Written request => Show all lines holding "спеціалістами".

[Dataset items]

------------------------------------------------------------

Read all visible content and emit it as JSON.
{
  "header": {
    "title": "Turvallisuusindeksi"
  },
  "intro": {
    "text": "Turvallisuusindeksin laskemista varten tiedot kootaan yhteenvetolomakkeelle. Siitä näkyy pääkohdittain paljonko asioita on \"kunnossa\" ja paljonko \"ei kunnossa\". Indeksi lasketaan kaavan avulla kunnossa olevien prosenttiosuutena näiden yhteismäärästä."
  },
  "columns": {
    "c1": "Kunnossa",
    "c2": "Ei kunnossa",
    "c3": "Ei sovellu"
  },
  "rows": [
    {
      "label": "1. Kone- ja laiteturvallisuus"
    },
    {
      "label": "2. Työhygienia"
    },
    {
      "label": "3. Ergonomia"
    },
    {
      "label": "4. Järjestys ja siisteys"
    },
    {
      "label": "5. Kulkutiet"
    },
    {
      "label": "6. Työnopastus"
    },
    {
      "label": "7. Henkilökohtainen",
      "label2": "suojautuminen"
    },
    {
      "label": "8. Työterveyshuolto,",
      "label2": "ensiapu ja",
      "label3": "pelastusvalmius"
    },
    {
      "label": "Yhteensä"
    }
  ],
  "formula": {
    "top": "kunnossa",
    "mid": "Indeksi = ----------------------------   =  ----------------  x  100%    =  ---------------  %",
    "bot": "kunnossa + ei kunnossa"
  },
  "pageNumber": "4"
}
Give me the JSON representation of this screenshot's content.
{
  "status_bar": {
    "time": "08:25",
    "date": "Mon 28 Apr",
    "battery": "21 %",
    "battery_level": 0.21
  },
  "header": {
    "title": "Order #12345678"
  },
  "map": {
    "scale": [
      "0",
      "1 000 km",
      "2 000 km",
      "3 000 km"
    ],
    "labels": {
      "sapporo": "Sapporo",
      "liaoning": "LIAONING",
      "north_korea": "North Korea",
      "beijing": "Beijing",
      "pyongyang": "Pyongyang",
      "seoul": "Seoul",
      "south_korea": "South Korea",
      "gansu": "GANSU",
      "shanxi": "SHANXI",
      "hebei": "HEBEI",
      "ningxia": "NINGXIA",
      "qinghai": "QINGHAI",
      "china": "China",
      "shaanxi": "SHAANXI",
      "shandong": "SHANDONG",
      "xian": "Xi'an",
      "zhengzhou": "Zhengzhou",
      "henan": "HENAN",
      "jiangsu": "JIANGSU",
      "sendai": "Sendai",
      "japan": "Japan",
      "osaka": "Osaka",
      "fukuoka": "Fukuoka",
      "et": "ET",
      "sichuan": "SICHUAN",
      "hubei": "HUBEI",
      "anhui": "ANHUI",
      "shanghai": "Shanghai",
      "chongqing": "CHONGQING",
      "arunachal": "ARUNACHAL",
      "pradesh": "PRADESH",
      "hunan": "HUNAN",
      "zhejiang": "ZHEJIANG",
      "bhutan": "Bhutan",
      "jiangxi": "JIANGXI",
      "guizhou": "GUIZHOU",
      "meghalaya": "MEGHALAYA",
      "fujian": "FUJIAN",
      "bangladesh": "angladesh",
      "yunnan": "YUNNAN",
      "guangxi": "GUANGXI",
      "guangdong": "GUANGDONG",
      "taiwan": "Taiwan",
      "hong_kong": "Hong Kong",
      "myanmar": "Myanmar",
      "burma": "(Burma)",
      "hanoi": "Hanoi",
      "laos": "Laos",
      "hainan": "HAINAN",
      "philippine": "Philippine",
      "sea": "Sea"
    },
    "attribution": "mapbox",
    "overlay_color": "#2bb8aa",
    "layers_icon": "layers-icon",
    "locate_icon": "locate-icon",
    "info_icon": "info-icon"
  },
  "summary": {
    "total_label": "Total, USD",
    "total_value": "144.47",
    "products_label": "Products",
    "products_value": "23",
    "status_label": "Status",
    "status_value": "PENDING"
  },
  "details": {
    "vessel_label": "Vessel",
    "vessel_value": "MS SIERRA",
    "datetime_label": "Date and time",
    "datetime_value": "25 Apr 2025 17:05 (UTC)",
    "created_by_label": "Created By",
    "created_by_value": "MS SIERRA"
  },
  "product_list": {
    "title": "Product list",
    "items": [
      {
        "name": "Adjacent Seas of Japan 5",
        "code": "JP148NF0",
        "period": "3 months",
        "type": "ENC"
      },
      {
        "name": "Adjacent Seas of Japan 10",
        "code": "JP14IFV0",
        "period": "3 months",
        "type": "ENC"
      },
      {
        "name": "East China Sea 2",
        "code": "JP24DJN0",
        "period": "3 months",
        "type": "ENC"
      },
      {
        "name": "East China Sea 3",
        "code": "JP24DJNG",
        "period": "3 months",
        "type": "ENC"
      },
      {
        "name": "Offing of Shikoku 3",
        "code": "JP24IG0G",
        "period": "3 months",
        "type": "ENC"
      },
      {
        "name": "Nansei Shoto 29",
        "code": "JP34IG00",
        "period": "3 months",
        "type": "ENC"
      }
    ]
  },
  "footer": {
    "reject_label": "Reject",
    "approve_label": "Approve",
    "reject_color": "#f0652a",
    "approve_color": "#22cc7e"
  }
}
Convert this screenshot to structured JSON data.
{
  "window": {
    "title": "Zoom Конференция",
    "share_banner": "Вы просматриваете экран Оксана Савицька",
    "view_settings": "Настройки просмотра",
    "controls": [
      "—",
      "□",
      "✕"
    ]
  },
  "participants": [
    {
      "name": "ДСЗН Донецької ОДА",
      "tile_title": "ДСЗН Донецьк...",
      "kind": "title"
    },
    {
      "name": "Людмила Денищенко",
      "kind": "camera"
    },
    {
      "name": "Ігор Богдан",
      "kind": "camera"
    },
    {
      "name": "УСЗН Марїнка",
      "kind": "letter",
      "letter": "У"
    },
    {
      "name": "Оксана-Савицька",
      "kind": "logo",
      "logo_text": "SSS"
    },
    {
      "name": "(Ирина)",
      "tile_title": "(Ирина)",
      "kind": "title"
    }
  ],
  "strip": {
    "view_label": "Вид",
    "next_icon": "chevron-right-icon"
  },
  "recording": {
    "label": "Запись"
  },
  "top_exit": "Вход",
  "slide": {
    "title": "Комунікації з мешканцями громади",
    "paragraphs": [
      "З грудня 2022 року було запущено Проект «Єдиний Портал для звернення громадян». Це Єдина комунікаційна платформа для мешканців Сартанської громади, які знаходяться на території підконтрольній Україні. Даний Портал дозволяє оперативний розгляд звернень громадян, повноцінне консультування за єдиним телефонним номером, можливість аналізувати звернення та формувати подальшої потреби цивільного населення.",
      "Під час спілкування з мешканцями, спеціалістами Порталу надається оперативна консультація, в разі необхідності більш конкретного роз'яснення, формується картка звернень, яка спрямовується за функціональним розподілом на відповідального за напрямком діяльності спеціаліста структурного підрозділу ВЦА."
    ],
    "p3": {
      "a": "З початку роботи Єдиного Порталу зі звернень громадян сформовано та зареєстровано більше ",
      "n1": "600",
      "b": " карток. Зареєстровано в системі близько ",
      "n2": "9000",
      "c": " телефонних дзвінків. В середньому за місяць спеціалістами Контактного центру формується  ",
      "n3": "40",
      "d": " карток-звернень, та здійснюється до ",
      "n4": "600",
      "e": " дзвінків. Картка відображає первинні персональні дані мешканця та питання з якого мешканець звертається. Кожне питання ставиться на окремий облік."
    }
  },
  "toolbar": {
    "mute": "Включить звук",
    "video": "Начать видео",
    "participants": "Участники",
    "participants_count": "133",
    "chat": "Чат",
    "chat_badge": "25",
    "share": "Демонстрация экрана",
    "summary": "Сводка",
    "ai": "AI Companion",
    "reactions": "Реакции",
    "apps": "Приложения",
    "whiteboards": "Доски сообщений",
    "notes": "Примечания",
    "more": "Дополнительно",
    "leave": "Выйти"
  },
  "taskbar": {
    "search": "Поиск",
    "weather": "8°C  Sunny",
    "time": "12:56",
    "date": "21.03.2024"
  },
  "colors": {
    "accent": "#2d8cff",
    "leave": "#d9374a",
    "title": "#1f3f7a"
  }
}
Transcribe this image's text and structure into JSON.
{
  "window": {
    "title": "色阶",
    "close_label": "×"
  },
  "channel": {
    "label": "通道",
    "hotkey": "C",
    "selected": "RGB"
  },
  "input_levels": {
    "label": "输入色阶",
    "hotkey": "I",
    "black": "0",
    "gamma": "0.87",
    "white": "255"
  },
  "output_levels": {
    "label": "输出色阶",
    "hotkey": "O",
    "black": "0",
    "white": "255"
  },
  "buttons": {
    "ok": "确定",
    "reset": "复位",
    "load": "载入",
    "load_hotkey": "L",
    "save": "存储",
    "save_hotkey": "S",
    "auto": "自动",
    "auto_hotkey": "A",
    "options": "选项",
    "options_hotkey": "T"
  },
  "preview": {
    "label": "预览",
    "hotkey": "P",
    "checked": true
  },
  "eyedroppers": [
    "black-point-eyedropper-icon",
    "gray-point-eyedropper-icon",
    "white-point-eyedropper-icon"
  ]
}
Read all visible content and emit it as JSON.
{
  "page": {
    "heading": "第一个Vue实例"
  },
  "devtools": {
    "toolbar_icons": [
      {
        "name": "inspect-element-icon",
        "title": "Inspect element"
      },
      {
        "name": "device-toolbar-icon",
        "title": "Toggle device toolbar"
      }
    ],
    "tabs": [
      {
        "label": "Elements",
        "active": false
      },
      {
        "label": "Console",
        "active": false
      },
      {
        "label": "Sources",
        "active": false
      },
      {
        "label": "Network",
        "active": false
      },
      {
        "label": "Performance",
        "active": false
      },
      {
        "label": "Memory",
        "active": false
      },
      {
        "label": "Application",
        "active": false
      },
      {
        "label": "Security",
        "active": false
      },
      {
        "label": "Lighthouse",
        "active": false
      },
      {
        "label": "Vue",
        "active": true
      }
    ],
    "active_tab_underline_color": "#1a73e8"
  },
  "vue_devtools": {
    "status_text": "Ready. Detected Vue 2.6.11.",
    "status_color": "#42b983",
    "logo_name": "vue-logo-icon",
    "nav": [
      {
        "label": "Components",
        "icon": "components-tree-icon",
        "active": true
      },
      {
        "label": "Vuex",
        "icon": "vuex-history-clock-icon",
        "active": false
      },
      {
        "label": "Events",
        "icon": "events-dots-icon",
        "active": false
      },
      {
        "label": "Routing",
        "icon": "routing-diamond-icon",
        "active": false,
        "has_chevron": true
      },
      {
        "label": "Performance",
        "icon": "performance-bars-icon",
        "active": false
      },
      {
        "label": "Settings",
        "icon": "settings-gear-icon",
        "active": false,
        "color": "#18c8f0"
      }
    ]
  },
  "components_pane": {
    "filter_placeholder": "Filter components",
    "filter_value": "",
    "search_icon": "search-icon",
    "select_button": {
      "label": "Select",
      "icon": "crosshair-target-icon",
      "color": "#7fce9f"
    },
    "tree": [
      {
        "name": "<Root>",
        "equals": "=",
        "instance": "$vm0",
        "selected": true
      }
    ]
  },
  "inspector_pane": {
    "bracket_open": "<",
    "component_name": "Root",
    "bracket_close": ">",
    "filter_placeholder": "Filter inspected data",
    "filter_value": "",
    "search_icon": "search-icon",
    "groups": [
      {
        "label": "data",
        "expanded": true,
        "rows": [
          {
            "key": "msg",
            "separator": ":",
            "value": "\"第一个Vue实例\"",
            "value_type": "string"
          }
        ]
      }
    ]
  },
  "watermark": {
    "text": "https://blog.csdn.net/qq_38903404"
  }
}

------------------------------------------------------------

Task solution =>
      "Під час спілкування з мешканцями, спеціалістами Порталу надається оперативна консультація, в разі необхідності більш конкретного роз'яснення, формується картка звернень, яка спрямовується за функціональним розподілом на відповідального за напрямком діяльності спеціаліста структурного підрозділу ВЦА."
      "c": " телефонних дзвінків. В середньому за місяць спеціалістами Контактного центру формується  ",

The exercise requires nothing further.